»»

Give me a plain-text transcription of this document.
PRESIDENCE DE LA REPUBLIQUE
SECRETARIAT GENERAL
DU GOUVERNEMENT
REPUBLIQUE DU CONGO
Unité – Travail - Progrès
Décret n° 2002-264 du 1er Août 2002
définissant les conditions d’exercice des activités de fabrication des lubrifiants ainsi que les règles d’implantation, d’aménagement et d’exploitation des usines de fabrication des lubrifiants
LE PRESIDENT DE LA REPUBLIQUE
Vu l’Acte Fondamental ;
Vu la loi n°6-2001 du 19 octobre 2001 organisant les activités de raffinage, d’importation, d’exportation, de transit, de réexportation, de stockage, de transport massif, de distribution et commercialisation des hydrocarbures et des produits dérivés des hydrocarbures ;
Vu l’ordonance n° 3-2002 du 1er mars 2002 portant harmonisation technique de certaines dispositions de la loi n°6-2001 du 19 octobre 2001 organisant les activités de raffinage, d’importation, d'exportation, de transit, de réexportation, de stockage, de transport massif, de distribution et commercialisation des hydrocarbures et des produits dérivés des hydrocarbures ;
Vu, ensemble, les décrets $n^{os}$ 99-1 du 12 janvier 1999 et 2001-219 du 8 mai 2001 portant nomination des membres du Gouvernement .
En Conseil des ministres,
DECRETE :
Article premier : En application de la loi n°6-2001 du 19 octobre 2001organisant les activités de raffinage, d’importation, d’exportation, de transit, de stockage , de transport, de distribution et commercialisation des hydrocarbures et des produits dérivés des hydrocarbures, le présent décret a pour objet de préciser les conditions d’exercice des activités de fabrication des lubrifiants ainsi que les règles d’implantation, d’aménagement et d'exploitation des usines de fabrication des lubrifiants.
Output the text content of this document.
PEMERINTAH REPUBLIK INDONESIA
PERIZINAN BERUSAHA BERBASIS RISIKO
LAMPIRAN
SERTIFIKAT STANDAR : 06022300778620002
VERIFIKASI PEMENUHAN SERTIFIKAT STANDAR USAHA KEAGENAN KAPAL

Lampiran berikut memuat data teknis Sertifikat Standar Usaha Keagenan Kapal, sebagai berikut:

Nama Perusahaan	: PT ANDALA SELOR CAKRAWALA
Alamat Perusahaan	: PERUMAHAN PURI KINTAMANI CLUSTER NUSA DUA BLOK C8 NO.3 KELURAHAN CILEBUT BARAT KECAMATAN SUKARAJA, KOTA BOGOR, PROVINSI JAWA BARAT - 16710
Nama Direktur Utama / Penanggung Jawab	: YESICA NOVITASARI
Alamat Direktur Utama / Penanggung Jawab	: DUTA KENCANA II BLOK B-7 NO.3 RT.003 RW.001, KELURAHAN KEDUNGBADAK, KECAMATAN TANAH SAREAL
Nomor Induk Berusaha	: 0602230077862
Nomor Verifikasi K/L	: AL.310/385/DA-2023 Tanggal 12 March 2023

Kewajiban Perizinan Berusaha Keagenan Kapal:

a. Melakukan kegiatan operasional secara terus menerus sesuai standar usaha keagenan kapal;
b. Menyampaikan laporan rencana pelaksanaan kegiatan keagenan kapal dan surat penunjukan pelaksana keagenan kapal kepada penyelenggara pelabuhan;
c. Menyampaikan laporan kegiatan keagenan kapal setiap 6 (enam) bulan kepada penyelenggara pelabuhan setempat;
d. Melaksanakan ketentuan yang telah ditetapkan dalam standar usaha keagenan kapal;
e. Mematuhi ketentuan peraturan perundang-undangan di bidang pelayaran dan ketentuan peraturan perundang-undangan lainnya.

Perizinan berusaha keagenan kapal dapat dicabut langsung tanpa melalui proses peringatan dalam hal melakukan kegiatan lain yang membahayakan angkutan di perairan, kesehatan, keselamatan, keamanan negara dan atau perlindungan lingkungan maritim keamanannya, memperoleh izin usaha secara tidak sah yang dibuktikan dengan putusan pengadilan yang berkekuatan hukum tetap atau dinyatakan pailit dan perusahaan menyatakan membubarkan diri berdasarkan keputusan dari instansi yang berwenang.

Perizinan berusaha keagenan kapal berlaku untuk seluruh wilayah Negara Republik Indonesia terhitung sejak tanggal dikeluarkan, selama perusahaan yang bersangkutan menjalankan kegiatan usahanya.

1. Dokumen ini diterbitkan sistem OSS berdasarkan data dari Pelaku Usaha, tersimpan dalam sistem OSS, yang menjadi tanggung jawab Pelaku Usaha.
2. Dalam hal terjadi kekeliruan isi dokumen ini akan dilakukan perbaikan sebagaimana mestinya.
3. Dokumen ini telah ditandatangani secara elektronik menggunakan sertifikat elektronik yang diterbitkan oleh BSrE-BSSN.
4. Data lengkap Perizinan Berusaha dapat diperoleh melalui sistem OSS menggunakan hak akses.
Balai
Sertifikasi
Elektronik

««

▶ **Written request**
Reproduce every record, matching each line exactly.

▶ **Worked answer**
Give me a plain-text transcription of this document.
PRESIDENCE DE LA REPUBLIQUE
SECRETARIAT GENERAL
DU GOUVERNEMENT
REPUBLIQUE DU CONGO
Unité – Travail - Progrès
Décret n° 2002-264 du 1er Août 2002
définissant les conditions d’exercice des activités de fabrication des lubrifiants ainsi que les règles d’implantation, d’aménagement et d’exploitation des usines de fabrication des lubrifiants
LE PRESIDENT DE LA REPUBLIQUE
Vu l’Acte Fondamental ;
Vu la loi n°6-2001 du 19 octobre 2001 organisant les activités de raffinage, d’importation, d’exportation, de transit, de réexportation, de stockage, de transport massif, de distribution et commercialisation des hydrocarbures et des produits dérivés des hydrocarbures ;
Vu l’ordonance n° 3-2002 du 1er mars 2002 portant harmonisation technique de certaines dispositions de la loi n°6-2001 du 19 octobre 2001 organisant les activités de raffinage, d’importation, d'exportation, de transit, de réexportation, de stockage, de transport massif, de distribution et commercialisation des hydrocarbures et des produits dérivés des hydrocarbures ;
Vu, ensemble, les décrets $n^{os}$ 99-1 du 12 janvier 1999 et 2001-219 du 8 mai 2001 portant nomination des membres du Gouvernement .
En Conseil des ministres,
DECRETE :
Article premier : En application de la loi n°6-2001 du 19 octobre 2001organisant les activités de raffinage, d’importation, d’exportation, de transit, de stockage , de transport, de distribution et commercialisation des hydrocarbures et des produits dérivés des hydrocarbures, le présent décret a pour objet de préciser les conditions d’exercice des activités de fabrication des lubrifiants ainsi que les règles d’implantation, d’aménagement et d'exploitation des usines de fabrication des lubrifiants.
Output the text content of this document.
PEMERINTAH REPUBLIK INDONESIA
PERIZINAN BERUSAHA BERBASIS RISIKO
LAMPIRAN
SERTIFIKAT STANDAR : 06022300778620002
VERIFIKASI PEMENUHAN SERTIFIKAT STANDAR USAHA KEAGENAN KAPAL

Lampiran berikut memuat data teknis Sertifikat Standar Usaha Keagenan Kapal, sebagai berikut:

Nama Perusahaan	: PT ANDALA SELOR CAKRAWALA
Alamat Perusahaan	: PERUMAHAN PURI KINTAMANI CLUSTER NUSA DUA BLOK C8 NO.3 KELURAHAN CILEBUT BARAT KECAMATAN SUKARAJA, KOTA BOGOR, PROVINSI JAWA BARAT - 16710
Nama Direktur Utama / Penanggung Jawab	: YESICA NOVITASARI
Alamat Direktur Utama / Penanggung Jawab	: DUTA KENCANA II BLOK B-7 NO.3 RT.003 RW.001, KELURAHAN KEDUNGBADAK, KECAMATAN TANAH SAREAL
Nomor Induk Berusaha	: 0602230077862
Nomor Verifikasi K/L	: AL.310/385/DA-2023 Tanggal 12 March 2023

Kewajiban Perizinan Berusaha Keagenan Kapal:

a. Melakukan kegiatan operasional secara terus menerus sesuai standar usaha keagenan kapal;
b. Menyampaikan laporan rencana pelaksanaan kegiatan keagenan kapal dan surat penunjukan pelaksana keagenan kapal kepada penyelenggara pelabuhan;
c. Menyampaikan laporan kegiatan keagenan kapal setiap 6 (enam) bulan kepada penyelenggara pelabuhan setempat;
d. Melaksanakan ketentuan yang telah ditetapkan dalam standar usaha keagenan kapal;
e. Mematuhi ketentuan peraturan perundang-undangan di bidang pelayaran dan ketentuan peraturan perundang-undangan lainnya.

Perizinan berusaha keagenan kapal dapat dicabut langsung tanpa melalui proses peringatan dalam hal melakukan kegiatan lain yang membahayakan angkutan di perairan, kesehatan, keselamatan, keamanan negara dan atau perlindungan lingkungan maritim keamanannya, memperoleh izin usaha secara tidak sah yang dibuktikan dengan putusan pengadilan yang berkekuatan hukum tetap atau dinyatakan pailit dan perusahaan menyatakan membubarkan diri berdasarkan keputusan dari instansi yang berwenang.

Perizinan berusaha keagenan kapal berlaku untuk seluruh wilayah Negara Republik Indonesia terhitung sejak tanggal dikeluarkan, selama perusahaan yang bersangkutan menjalankan kegiatan usahanya.

1. Dokumen ini diterbitkan sistem OSS berdasarkan data dari Pelaku Usaha, tersimpan dalam sistem OSS, yang menjadi tanggung jawab Pelaku Usaha.
2. Dalam hal terjadi kekeliruan isi dokumen ini akan dilakukan perbaikan sebagaimana mestinya.
3. Dokumen ini telah ditandatangani secara elektronik menggunakan sertifikat elektronik yang diterbitkan oleh BSrE-BSSN.
4. Data lengkap Perizinan Berusaha dapat diperoleh melalui sistem OSS menggunakan hak akses.
Balai
Sertifikasi
Elektronik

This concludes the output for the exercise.